**What you have to do:** Locate each line below that includes "želja" and reproduce it.

"""

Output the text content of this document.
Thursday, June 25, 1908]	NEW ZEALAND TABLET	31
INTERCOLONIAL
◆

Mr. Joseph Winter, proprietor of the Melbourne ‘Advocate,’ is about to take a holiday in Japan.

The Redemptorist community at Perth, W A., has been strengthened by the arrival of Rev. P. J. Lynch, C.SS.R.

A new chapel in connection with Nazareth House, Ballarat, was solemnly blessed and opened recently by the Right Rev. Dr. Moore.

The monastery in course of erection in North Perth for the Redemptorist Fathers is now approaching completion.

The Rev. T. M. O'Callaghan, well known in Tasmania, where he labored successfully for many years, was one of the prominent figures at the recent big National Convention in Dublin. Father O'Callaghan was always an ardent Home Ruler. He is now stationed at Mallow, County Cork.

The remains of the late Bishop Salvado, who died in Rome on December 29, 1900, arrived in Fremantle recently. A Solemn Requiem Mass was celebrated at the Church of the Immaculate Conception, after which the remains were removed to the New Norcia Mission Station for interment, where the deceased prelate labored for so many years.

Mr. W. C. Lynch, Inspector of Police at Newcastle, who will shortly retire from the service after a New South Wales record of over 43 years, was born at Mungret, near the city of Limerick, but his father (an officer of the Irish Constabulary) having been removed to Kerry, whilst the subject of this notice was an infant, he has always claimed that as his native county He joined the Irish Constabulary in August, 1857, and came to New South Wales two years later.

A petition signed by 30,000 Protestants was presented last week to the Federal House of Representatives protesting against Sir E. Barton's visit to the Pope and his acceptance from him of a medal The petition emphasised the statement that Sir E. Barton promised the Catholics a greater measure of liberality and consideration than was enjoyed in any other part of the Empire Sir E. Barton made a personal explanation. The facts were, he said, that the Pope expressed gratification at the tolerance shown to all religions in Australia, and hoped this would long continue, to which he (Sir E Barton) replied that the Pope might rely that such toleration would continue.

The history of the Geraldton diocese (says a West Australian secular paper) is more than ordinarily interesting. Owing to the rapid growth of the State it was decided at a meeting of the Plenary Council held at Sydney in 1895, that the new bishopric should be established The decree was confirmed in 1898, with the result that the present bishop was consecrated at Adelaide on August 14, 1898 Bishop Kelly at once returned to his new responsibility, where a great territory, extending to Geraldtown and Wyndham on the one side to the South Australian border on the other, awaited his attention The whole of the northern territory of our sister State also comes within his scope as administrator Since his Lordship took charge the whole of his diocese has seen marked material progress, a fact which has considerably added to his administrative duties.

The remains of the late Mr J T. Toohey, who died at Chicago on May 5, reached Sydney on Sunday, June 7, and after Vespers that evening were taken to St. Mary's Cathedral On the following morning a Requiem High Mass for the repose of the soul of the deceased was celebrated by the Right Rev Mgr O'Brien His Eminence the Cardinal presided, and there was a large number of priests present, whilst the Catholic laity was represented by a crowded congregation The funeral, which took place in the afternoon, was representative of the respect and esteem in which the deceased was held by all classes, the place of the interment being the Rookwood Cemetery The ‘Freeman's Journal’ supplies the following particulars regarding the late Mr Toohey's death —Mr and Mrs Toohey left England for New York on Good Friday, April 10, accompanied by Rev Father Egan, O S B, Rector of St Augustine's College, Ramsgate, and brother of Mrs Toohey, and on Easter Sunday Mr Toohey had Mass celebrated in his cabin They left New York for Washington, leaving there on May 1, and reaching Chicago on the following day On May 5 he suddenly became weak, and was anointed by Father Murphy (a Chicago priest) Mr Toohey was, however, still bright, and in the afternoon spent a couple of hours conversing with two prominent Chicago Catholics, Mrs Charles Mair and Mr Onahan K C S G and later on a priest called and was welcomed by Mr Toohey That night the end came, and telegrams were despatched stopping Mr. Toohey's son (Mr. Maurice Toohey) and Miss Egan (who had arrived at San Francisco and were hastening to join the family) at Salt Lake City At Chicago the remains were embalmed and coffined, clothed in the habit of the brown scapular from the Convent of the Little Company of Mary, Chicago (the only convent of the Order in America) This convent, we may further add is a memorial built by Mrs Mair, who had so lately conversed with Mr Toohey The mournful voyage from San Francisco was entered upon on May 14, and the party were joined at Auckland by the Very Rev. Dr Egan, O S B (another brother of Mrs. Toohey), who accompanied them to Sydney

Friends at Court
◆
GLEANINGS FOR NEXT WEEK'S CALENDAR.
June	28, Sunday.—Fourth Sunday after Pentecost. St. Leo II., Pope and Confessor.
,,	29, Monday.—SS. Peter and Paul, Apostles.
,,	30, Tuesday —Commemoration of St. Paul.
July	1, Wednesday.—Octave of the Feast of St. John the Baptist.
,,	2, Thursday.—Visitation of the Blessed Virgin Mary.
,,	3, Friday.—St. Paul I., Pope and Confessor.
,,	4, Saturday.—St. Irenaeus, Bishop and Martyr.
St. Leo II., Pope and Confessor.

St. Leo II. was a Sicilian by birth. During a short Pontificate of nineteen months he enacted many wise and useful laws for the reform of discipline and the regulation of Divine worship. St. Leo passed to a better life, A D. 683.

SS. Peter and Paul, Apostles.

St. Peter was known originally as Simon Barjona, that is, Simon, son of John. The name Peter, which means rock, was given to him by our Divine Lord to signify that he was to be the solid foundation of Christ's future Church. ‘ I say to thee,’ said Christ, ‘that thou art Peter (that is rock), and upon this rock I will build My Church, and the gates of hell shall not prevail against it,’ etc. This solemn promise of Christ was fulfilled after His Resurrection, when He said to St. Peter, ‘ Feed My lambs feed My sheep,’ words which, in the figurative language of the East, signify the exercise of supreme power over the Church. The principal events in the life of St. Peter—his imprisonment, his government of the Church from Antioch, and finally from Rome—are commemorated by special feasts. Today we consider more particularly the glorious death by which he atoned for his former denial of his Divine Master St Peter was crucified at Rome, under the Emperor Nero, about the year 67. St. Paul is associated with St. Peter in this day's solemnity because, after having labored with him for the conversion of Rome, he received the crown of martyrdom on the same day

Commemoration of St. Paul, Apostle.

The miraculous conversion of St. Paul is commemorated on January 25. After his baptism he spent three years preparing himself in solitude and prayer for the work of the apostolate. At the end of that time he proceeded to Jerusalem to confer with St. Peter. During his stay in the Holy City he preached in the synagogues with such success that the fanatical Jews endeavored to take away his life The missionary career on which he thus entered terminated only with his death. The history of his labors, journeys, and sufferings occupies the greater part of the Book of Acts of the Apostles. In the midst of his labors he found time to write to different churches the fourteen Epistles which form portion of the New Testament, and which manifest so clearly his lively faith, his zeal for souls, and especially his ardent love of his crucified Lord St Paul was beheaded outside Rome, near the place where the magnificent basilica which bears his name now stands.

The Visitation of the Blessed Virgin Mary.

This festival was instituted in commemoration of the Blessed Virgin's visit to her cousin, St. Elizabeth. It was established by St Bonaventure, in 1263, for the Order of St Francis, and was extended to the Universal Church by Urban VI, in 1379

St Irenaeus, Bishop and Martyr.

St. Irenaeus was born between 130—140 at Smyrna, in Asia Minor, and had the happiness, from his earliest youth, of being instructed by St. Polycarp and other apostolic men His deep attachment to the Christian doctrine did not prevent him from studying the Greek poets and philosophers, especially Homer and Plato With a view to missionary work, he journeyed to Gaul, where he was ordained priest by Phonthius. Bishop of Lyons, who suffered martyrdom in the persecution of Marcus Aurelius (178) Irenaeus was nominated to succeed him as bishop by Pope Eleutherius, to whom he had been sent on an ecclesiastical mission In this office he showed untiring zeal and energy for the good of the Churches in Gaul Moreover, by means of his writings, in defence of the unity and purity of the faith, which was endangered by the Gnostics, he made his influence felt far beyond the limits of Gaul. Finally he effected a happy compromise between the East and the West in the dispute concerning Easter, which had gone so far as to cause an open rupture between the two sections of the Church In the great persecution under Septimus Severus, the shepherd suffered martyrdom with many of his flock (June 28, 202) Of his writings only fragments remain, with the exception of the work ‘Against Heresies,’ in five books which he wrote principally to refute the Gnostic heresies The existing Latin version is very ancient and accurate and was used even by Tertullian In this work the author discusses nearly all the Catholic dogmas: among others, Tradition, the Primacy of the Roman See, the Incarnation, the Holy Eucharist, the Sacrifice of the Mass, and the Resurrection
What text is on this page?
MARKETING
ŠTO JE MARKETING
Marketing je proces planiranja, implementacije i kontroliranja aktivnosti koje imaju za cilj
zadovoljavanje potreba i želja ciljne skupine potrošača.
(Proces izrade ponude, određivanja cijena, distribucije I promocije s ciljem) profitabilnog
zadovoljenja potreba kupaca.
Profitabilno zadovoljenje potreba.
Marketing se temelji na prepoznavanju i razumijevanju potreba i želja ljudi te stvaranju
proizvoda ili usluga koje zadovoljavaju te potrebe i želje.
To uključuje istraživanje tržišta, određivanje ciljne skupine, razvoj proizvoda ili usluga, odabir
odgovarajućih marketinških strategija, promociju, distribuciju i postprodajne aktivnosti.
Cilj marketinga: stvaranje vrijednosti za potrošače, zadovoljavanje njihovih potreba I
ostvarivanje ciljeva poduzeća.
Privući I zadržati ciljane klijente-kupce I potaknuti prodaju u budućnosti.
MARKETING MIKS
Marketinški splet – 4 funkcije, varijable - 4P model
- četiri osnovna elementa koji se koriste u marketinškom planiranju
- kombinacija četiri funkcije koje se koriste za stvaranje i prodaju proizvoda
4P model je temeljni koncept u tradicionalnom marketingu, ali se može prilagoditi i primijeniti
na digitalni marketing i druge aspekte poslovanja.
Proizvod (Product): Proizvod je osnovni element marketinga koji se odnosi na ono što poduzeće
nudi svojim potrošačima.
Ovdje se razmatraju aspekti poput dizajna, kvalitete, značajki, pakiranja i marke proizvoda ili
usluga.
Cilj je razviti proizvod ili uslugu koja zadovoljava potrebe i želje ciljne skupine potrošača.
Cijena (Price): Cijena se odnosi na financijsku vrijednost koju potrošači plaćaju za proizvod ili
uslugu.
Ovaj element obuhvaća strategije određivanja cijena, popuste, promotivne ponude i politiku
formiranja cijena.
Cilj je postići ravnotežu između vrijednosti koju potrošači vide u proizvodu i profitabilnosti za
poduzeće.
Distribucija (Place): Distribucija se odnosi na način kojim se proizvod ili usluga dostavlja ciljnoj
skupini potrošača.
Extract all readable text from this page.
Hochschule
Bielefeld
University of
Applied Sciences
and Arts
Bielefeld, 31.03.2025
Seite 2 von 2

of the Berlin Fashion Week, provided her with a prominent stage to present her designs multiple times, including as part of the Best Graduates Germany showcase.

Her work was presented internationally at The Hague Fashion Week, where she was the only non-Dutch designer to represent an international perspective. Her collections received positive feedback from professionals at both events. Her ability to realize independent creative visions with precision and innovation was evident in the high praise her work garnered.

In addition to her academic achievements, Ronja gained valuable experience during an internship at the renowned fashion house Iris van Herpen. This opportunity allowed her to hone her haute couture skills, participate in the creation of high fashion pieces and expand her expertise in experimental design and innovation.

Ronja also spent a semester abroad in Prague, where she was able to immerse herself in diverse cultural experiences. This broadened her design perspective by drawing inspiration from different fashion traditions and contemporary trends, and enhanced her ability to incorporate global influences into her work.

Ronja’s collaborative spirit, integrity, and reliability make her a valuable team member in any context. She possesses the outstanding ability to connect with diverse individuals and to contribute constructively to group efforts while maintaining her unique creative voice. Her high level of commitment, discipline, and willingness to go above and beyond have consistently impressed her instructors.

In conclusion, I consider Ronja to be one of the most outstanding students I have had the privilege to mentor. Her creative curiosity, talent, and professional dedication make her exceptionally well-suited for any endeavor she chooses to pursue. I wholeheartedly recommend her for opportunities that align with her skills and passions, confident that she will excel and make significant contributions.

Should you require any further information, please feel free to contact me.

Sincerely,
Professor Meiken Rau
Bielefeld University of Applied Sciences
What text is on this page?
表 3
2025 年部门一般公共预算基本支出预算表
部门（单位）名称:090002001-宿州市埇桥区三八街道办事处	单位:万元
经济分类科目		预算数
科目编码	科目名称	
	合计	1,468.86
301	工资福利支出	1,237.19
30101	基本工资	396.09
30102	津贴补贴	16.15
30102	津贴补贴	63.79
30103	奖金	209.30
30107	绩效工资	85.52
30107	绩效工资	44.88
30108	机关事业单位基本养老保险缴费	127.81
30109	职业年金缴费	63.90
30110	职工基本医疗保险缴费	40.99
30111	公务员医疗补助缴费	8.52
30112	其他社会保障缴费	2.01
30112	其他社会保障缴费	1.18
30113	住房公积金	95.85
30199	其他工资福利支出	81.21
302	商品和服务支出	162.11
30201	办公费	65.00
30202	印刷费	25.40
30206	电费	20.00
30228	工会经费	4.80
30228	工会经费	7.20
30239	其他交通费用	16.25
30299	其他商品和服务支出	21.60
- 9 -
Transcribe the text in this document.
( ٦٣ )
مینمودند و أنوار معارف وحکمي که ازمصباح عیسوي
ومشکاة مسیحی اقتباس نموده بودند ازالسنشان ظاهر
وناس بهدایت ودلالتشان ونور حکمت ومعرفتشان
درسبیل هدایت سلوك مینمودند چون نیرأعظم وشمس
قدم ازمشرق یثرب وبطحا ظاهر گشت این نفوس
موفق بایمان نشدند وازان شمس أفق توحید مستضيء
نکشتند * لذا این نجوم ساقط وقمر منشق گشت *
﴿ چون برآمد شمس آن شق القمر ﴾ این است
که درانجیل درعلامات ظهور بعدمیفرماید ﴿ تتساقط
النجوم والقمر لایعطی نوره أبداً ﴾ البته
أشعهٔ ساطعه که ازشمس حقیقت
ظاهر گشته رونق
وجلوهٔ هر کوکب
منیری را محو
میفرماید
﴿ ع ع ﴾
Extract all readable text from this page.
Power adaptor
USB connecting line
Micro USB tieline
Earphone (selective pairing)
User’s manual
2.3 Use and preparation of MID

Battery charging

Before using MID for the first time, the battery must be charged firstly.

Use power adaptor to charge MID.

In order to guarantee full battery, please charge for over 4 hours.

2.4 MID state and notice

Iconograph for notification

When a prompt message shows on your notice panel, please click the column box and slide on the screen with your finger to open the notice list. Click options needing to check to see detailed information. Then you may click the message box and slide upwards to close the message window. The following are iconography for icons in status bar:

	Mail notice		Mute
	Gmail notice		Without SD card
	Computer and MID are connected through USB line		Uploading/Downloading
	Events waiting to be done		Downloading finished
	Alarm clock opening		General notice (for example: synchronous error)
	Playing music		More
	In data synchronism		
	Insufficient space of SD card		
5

"""

**Written response:**
zadovoljavanje potreba i želja ciljne skupine potrošača.
Marketing se temelji na prepoznavanju i razumijevanju potreba i želja ljudi te stvaranju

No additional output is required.